PROVIDED DATA:
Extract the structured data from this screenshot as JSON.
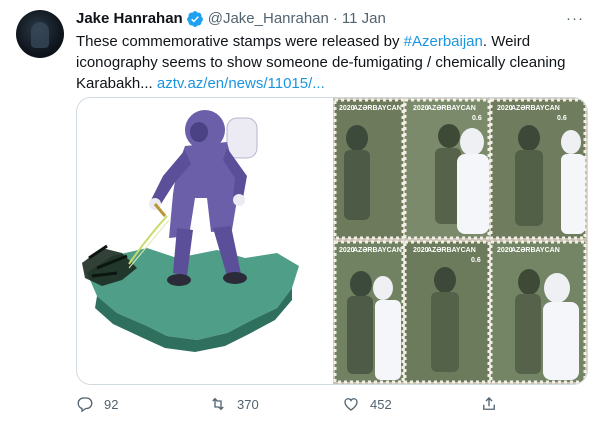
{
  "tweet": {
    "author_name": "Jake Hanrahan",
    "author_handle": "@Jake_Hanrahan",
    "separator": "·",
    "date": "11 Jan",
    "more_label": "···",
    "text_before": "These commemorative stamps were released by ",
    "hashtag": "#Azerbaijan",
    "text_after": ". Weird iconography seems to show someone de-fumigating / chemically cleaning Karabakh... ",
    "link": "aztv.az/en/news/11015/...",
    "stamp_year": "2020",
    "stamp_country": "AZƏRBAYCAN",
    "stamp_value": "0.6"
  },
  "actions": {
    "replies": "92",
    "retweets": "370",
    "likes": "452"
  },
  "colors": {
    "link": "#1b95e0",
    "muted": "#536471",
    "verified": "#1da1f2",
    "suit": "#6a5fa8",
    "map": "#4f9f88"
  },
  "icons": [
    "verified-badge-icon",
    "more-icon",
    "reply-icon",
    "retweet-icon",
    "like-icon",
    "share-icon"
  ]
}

---

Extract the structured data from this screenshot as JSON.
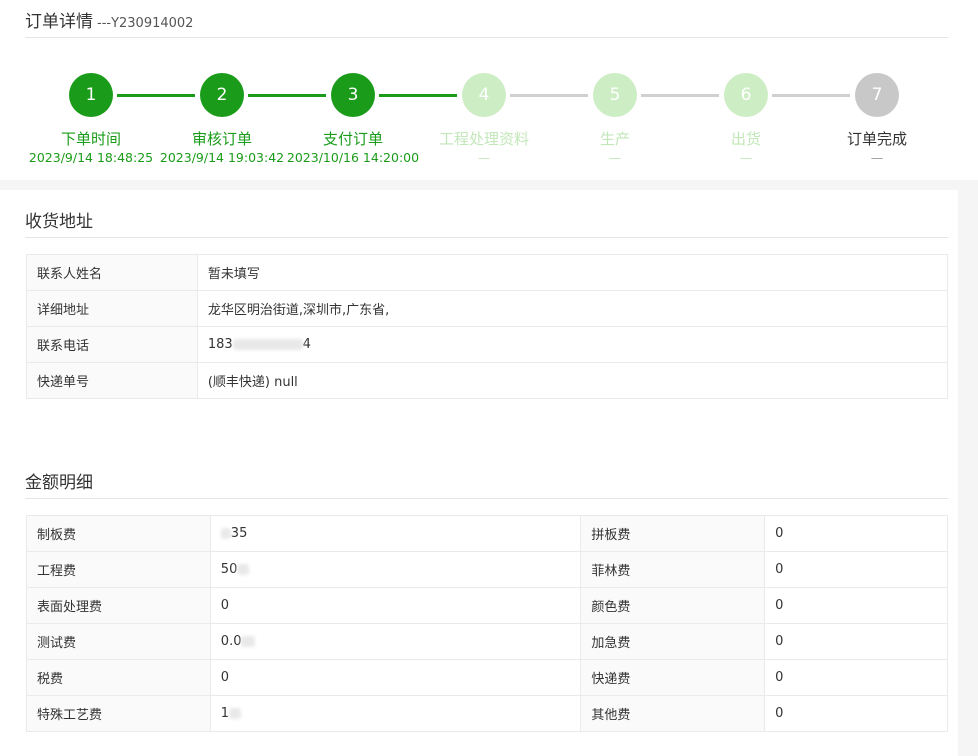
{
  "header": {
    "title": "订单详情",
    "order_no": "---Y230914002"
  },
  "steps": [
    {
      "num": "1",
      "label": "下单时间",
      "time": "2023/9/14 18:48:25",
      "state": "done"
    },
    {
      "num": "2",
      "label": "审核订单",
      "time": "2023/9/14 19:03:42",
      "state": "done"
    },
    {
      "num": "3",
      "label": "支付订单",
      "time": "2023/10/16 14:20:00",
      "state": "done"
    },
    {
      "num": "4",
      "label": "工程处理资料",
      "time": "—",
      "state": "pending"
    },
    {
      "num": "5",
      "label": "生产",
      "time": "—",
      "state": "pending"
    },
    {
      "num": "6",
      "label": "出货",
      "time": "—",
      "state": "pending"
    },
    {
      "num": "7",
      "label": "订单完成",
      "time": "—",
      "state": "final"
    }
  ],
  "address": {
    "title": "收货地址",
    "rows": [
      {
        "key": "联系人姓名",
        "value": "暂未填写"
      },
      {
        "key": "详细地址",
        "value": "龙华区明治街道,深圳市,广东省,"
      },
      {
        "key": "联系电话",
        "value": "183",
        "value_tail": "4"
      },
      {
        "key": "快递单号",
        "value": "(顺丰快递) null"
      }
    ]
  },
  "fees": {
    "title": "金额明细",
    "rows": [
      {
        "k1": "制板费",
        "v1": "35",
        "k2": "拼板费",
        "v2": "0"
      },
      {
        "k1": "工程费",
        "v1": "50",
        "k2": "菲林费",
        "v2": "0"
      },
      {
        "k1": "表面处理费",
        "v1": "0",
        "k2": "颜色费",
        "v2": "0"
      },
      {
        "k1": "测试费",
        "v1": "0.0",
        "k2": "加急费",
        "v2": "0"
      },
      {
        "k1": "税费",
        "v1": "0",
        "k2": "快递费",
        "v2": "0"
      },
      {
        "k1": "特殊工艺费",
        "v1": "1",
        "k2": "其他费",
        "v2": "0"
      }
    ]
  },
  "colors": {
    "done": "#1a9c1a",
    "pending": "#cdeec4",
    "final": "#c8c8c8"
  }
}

--

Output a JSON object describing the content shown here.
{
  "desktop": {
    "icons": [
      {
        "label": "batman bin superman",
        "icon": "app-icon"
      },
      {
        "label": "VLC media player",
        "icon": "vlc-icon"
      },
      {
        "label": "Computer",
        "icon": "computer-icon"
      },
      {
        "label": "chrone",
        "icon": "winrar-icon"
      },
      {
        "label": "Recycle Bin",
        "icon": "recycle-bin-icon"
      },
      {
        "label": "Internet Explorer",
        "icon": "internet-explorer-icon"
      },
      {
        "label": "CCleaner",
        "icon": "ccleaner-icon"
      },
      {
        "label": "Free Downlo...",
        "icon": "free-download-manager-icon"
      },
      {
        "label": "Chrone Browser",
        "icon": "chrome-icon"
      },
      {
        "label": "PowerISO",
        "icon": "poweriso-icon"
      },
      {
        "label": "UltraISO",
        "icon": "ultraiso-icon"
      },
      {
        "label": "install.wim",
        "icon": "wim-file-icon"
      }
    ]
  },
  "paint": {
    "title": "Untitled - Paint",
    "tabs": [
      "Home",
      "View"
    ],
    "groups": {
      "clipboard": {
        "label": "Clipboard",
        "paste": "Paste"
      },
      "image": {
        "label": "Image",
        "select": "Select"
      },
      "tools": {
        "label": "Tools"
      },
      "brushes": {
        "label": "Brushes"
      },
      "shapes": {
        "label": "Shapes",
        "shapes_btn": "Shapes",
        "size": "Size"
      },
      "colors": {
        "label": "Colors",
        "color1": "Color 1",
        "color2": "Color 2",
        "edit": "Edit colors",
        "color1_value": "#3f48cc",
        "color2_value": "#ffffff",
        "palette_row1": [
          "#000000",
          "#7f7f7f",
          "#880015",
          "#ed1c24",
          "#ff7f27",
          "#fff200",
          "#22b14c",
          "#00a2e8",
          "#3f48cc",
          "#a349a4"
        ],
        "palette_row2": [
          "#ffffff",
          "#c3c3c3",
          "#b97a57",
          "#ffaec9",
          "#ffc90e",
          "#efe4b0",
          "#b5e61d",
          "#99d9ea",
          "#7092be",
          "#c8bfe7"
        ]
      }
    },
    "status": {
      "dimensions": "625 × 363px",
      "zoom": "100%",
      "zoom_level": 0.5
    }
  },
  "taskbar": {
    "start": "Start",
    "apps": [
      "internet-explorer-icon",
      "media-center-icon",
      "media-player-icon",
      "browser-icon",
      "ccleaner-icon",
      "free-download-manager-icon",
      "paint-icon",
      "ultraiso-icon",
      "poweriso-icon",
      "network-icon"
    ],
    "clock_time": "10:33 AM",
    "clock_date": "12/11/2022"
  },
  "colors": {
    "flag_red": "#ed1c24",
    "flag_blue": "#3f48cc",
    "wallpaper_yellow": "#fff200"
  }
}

AIM OF THE EXERCISE:
Reproduce each line holding the word "player".

THE RESULT:
        "label": "VLC media player",
      "media-player-icon",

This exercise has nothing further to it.